◆ Work instructions
Below are records. Copy every line with "rgba" in it.

───── Extracted material

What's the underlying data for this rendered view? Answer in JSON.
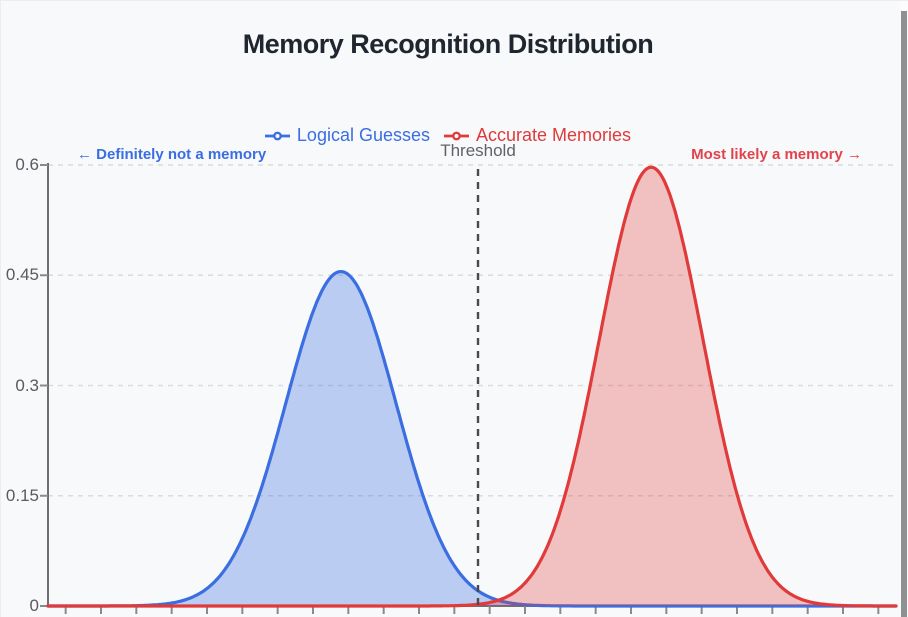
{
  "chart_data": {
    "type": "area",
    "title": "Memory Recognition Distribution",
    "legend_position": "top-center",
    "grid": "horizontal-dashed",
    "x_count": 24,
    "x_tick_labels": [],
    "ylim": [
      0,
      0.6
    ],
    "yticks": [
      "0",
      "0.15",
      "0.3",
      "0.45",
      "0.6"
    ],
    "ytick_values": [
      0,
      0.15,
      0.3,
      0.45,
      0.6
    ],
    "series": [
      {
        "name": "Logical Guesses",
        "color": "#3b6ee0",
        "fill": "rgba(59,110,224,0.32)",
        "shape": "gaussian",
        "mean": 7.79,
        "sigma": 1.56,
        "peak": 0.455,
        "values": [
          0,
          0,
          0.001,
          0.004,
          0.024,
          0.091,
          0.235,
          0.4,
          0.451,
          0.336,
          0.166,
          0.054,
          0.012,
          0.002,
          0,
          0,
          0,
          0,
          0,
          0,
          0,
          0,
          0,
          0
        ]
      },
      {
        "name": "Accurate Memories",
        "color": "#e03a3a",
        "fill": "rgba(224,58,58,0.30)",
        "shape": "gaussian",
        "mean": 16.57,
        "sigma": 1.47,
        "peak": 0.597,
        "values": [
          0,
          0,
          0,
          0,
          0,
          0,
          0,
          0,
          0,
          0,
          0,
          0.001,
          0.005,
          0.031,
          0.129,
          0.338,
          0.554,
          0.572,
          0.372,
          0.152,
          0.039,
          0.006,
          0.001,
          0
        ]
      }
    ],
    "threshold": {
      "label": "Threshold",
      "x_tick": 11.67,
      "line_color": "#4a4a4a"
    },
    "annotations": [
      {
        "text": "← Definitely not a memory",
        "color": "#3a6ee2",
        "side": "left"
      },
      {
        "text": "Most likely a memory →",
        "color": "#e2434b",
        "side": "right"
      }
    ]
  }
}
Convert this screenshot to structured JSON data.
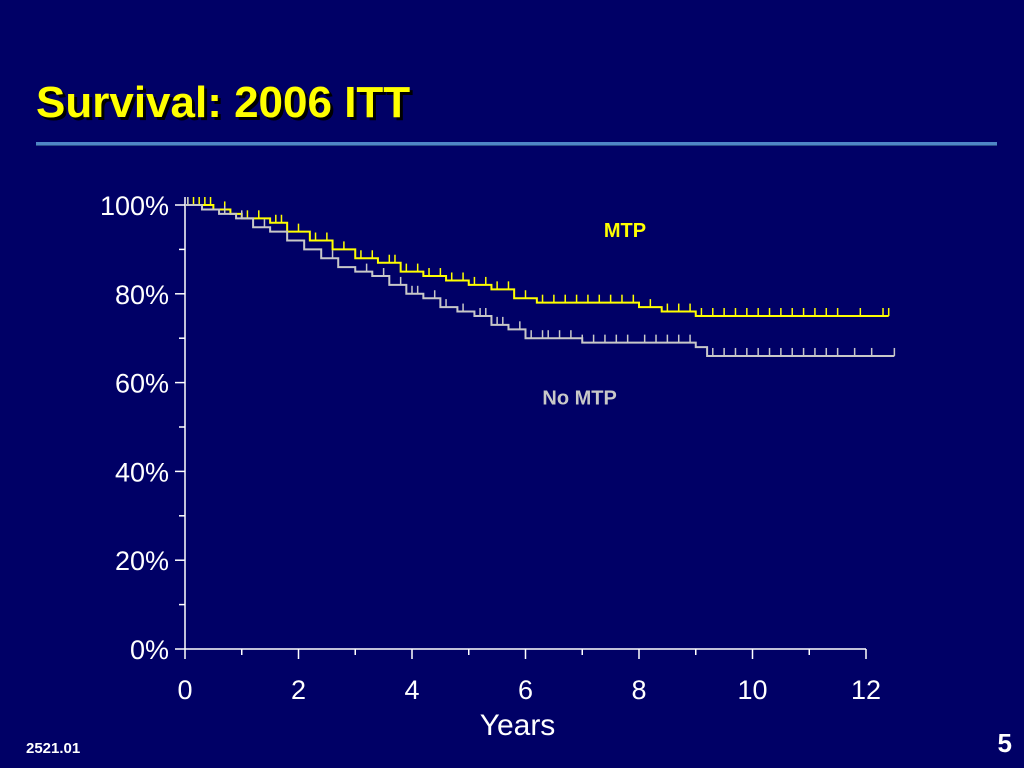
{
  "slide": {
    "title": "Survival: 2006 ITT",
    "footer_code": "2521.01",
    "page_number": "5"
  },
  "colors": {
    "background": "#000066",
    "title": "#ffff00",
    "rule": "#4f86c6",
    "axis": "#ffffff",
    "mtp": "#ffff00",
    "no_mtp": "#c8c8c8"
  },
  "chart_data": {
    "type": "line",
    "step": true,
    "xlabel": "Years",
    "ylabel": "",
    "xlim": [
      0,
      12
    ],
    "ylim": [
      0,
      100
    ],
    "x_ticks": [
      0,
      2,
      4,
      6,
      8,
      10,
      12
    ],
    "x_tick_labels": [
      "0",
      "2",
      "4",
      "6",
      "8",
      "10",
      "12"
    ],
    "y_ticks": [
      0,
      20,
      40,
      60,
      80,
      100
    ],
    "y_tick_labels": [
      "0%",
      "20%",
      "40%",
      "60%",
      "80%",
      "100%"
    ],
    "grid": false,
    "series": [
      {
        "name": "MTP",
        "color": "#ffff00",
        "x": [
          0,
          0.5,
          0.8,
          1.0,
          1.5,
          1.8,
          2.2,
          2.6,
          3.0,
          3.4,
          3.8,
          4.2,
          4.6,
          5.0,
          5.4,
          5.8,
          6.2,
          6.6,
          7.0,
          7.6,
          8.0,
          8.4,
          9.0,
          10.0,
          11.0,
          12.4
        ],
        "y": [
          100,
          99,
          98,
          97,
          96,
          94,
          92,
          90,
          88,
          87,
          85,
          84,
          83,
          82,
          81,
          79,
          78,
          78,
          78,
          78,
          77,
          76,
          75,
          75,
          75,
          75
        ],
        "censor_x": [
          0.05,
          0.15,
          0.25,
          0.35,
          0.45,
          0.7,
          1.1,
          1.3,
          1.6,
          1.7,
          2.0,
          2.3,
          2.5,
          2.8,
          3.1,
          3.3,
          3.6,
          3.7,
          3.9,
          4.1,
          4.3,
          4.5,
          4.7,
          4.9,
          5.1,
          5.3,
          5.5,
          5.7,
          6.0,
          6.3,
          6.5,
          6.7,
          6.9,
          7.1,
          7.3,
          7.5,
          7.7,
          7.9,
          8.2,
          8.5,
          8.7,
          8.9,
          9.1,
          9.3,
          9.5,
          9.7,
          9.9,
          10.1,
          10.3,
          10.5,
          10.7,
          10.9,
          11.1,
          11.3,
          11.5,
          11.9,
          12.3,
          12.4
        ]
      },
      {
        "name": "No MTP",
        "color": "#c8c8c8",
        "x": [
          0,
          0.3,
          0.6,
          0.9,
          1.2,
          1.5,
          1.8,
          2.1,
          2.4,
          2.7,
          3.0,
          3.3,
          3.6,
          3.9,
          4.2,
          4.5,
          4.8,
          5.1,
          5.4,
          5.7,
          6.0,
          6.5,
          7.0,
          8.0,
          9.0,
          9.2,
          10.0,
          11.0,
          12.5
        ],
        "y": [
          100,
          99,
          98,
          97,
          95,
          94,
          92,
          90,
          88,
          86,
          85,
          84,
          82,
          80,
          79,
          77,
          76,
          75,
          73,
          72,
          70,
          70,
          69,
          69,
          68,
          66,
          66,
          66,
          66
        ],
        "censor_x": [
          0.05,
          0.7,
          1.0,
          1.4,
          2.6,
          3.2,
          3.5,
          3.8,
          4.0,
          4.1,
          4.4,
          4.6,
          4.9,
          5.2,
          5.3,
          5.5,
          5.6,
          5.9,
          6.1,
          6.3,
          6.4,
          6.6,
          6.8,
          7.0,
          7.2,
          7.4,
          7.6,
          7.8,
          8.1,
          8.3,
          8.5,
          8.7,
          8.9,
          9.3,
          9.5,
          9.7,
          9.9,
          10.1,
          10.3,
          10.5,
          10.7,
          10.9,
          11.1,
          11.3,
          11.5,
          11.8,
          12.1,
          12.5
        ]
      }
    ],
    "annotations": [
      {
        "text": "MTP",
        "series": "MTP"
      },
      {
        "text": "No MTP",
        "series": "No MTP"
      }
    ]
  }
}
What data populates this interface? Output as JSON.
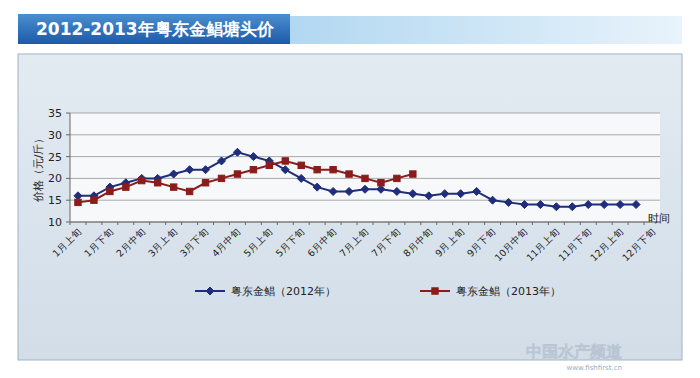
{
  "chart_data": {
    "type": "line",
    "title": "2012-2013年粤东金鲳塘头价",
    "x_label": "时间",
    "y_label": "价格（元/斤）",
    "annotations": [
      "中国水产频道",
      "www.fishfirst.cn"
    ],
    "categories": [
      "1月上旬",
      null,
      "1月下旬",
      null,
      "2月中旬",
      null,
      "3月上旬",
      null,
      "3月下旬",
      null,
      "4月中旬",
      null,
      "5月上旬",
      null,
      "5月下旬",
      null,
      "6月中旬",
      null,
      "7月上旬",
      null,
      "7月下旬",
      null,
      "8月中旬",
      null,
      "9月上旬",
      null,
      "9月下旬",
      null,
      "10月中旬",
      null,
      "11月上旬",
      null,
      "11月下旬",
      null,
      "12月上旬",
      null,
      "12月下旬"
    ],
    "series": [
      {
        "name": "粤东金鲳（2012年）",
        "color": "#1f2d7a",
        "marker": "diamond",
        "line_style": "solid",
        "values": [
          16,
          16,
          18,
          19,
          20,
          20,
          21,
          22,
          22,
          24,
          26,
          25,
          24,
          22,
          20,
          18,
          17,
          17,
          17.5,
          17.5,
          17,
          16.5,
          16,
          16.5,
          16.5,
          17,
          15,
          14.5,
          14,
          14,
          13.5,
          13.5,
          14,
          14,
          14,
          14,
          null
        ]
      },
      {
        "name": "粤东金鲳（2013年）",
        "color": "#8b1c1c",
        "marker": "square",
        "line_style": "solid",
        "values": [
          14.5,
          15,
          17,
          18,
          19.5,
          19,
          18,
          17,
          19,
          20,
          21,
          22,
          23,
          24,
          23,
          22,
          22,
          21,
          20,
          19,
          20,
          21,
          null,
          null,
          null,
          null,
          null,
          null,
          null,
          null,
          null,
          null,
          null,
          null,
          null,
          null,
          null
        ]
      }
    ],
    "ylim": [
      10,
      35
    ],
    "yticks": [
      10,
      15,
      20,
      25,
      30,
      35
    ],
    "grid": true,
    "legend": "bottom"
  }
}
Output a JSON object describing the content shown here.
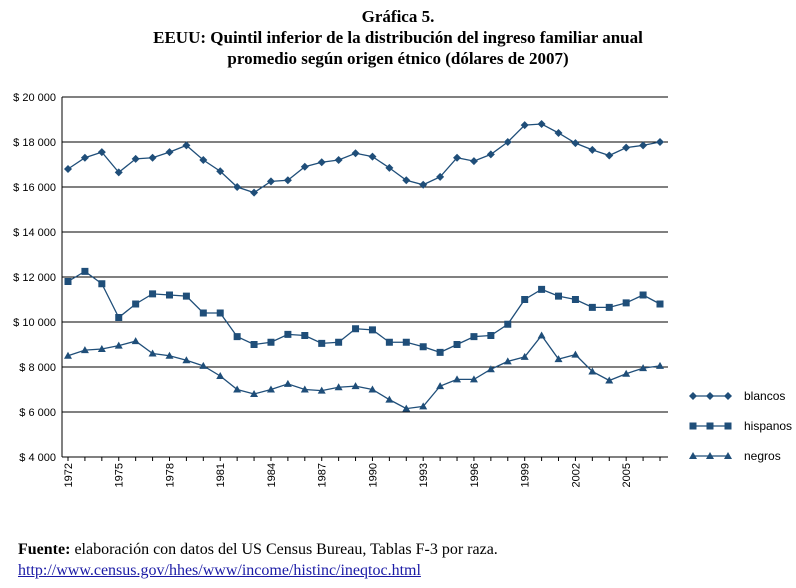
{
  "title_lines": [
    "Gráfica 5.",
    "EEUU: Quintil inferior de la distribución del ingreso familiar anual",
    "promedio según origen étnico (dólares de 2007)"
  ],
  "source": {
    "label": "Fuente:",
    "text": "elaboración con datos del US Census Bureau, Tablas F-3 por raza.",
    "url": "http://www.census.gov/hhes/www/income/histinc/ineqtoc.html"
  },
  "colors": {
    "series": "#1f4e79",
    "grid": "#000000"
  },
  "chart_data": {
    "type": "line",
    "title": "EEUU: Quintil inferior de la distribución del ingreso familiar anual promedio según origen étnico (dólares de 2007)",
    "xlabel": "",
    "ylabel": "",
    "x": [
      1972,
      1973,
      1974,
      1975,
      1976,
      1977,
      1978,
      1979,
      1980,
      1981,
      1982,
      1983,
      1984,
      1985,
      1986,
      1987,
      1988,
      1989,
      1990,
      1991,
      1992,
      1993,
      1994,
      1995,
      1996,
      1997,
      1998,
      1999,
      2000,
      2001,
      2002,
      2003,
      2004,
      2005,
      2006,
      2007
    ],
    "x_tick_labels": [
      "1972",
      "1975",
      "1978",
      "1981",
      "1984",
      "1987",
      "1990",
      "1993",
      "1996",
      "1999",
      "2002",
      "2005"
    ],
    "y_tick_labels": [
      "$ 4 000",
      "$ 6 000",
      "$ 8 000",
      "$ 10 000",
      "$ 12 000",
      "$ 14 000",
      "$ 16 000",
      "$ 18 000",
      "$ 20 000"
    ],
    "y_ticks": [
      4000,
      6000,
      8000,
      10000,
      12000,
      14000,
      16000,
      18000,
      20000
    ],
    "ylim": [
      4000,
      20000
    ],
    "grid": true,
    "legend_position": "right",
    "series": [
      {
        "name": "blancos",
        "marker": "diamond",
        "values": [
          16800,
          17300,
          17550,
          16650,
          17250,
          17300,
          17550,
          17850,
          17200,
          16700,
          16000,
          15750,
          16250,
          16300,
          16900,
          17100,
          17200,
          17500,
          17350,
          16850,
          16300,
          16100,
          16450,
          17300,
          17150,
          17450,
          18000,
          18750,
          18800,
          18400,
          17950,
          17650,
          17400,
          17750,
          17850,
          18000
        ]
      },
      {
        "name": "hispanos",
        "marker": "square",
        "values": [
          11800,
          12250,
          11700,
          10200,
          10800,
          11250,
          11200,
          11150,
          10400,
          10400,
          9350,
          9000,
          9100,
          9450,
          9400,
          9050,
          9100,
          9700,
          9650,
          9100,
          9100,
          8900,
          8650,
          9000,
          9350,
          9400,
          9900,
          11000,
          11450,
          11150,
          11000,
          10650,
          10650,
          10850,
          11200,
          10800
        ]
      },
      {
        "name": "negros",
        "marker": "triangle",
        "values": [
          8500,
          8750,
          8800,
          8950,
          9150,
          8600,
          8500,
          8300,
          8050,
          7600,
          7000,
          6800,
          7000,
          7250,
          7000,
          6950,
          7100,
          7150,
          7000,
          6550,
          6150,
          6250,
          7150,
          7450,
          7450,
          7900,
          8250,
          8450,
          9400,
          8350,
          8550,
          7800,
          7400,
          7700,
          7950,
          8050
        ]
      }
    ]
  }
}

──────────

◆ Answer below
        "fill": "rgba(59,110,224,0.32)",
        "fill": "rgba(224,58,58,0.30)",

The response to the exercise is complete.